**Stored data:**

━━━━━━━━━━

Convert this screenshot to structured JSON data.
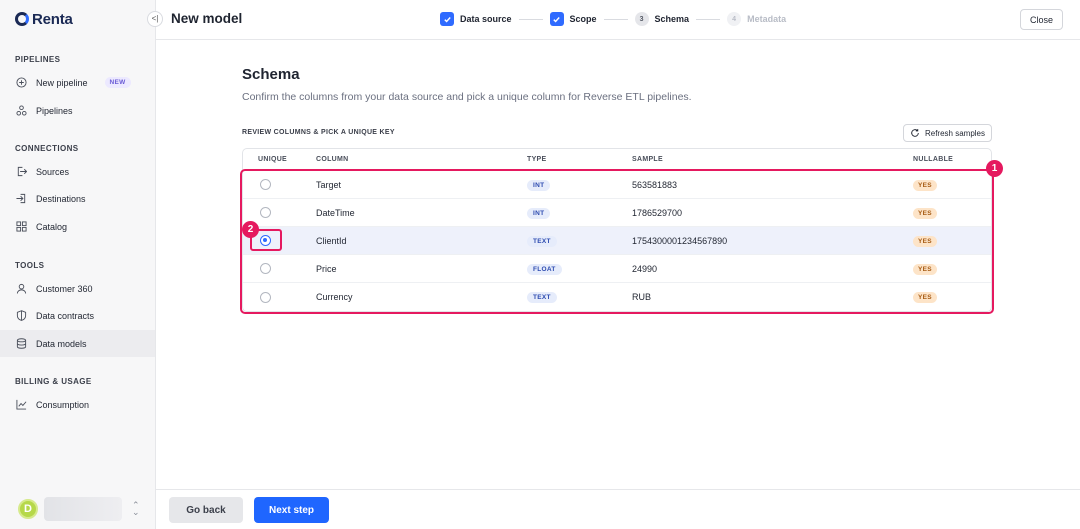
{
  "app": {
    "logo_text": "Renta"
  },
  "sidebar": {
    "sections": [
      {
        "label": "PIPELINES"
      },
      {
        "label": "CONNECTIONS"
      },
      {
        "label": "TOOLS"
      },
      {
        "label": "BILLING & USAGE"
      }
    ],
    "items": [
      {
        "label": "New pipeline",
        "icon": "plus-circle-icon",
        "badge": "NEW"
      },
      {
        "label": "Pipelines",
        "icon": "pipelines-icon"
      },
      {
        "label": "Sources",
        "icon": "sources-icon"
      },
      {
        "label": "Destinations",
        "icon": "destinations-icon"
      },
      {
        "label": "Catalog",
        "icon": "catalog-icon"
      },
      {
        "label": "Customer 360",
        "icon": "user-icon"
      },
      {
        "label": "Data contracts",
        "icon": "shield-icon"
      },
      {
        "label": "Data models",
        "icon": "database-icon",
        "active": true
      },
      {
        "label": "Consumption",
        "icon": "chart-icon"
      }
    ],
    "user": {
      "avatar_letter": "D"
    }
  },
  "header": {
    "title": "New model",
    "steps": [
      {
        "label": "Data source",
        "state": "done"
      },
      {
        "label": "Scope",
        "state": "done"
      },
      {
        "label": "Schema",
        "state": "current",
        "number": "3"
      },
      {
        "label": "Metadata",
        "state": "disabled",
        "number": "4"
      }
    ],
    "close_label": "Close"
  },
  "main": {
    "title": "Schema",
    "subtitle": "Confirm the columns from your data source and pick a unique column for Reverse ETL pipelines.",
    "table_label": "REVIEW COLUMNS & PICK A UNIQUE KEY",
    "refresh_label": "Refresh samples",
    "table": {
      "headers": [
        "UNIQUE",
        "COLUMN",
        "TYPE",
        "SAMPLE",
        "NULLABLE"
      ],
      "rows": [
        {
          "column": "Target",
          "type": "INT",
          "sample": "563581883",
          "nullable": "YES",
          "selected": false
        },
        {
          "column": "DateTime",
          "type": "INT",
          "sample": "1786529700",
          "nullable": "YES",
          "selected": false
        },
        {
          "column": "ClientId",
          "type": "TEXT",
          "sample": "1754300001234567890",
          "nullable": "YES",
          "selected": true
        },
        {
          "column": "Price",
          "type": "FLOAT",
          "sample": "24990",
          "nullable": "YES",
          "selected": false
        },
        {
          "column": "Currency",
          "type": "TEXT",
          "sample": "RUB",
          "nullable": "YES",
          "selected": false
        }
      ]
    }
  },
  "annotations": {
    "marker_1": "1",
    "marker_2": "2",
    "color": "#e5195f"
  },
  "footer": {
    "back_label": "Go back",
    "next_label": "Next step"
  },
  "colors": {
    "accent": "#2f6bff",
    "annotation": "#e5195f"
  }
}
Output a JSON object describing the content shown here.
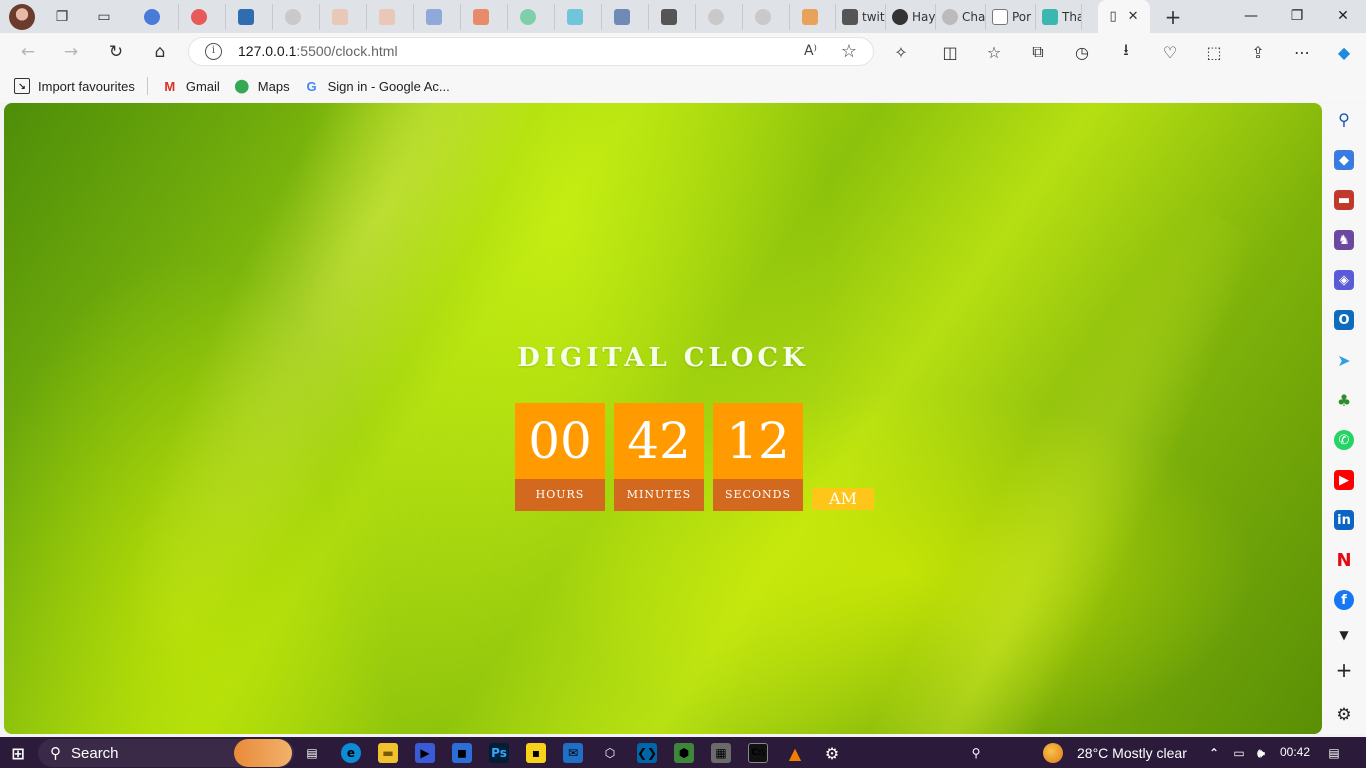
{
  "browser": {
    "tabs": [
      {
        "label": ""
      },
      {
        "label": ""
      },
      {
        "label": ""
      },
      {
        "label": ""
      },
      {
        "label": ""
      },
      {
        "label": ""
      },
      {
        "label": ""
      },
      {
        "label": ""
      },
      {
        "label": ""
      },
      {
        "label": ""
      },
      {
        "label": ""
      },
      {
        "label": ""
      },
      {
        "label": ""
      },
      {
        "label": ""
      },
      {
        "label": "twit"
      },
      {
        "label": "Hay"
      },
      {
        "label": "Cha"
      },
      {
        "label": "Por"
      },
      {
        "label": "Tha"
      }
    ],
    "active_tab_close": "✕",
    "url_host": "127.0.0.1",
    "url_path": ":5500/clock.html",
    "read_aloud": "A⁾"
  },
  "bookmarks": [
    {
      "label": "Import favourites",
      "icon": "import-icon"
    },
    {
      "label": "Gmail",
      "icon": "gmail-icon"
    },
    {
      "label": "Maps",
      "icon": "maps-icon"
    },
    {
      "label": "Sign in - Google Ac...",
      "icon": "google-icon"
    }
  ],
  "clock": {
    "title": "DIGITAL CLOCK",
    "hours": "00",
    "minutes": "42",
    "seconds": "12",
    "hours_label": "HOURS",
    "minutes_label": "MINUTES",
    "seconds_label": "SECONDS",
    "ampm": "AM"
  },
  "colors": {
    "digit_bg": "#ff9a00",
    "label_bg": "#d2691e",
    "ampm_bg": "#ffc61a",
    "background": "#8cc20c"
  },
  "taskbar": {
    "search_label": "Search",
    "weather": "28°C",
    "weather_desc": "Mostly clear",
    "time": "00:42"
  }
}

━━━━━━━━━━

**STATED PROBLEM:** Keep every word of the data as it is when you write it out, but drop the pictures.

**RESPONSE FOR THIS EXERCISE:**
Convert this screenshot to structured JSON data.
{
  "app": {
    "logo_text": "Renta"
  },
  "sidebar": {
    "sections": [
      {
        "label": "PIPELINES"
      },
      {
        "label": "CONNECTIONS"
      },
      {
        "label": "TOOLS"
      },
      {
        "label": "BILLING & USAGE"
      }
    ],
    "items": [
      {
        "label": "New pipeline",
        "icon": "plus-circle-icon",
        "badge": "NEW"
      },
      {
        "label": "Pipelines",
        "icon": "pipelines-icon"
      },
      {
        "label": "Sources",
        "icon": "sources-icon"
      },
      {
        "label": "Destinations",
        "icon": "destinations-icon"
      },
      {
        "label": "Catalog",
        "icon": "catalog-icon"
      },
      {
        "label": "Customer 360",
        "icon": "user-icon"
      },
      {
        "label": "Data contracts",
        "icon": "shield-icon"
      },
      {
        "label": "Data models",
        "icon": "database-icon",
        "active": true
      },
      {
        "label": "Consumption",
        "icon": "chart-icon"
      }
    ],
    "user": {
      "avatar_letter": "D"
    }
  },
  "header": {
    "title": "New model",
    "steps": [
      {
        "label": "Data source",
        "state": "done"
      },
      {
        "label": "Scope",
        "state": "done"
      },
      {
        "label": "Schema",
        "state": "current",
        "number": "3"
      },
      {
        "label": "Metadata",
        "state": "disabled",
        "number": "4"
      }
    ],
    "close_label": "Close"
  },
  "main": {
    "title": "Schema",
    "subtitle": "Confirm the columns from your data source and pick a unique column for Reverse ETL pipelines.",
    "table_label": "REVIEW COLUMNS & PICK A UNIQUE KEY",
    "refresh_label": "Refresh samples",
    "table": {
      "headers": [
        "UNIQUE",
        "COLUMN",
        "TYPE",
        "SAMPLE",
        "NULLABLE"
      ],
      "rows": [
        {
          "column": "Target",
          "type": "INT",
          "sample": "563581883",
          "nullable": "YES",
          "selected": false
        },
        {
          "column": "DateTime",
          "type": "INT",
          "sample": "1786529700",
          "nullable": "YES",
          "selected": false
        },
        {
          "column": "ClientId",
          "type": "TEXT",
          "sample": "1754300001234567890",
          "nullable": "YES",
          "selected": true
        },
        {
          "column": "Price",
          "type": "FLOAT",
          "sample": "24990",
          "nullable": "YES",
          "selected": false
        },
        {
          "column": "Currency",
          "type": "TEXT",
          "sample": "RUB",
          "nullable": "YES",
          "selected": false
        }
      ]
    }
  },
  "annotations": {
    "marker_1": "1",
    "marker_2": "2",
    "color": "#e5195f"
  },
  "footer": {
    "back_label": "Go back",
    "next_label": "Next step"
  },
  "colors": {
    "accent": "#2f6bff",
    "annotation": "#e5195f"
  }
}
Output a JSON object describing the content shown here.
{
  "browser": {
    "tabs": [
      {
        "label": ""
      },
      {
        "label": ""
      },
      {
        "label": ""
      },
      {
        "label": ""
      },
      {
        "label": ""
      },
      {
        "label": ""
      },
      {
        "label": ""
      },
      {
        "label": ""
      },
      {
        "label": ""
      },
      {
        "label": ""
      },
      {
        "label": ""
      },
      {
        "label": ""
      },
      {
        "label": ""
      },
      {
        "label": ""
      },
      {
        "label": "twit"
      },
      {
        "label": "Hay"
      },
      {
        "label": "Cha"
      },
      {
        "label": "Por"
      },
      {
        "label": "Tha"
      }
    ],
    "active_tab_close": "✕",
    "url_host": "127.0.0.1",
    "url_path": ":5500/clock.html",
    "read_aloud": "A⁾"
  },
  "bookmarks": [
    {
      "label": "Import favourites",
      "icon": "import-icon"
    },
    {
      "label": "Gmail",
      "icon": "gmail-icon"
    },
    {
      "label": "Maps",
      "icon": "maps-icon"
    },
    {
      "label": "Sign in - Google Ac...",
      "icon": "google-icon"
    }
  ],
  "clock": {
    "title": "DIGITAL CLOCK",
    "hours": "00",
    "minutes": "42",
    "seconds": "12",
    "hours_label": "HOURS",
    "minutes_label": "MINUTES",
    "seconds_label": "SECONDS",
    "ampm": "AM"
  },
  "colors": {
    "digit_bg": "#ff9a00",
    "label_bg": "#d2691e",
    "ampm_bg": "#ffc61a",
    "background": "#8cc20c"
  },
  "taskbar": {
    "search_label": "Search",
    "weather": "28°C",
    "weather_desc": "Mostly clear",
    "time": "00:42"
  }
}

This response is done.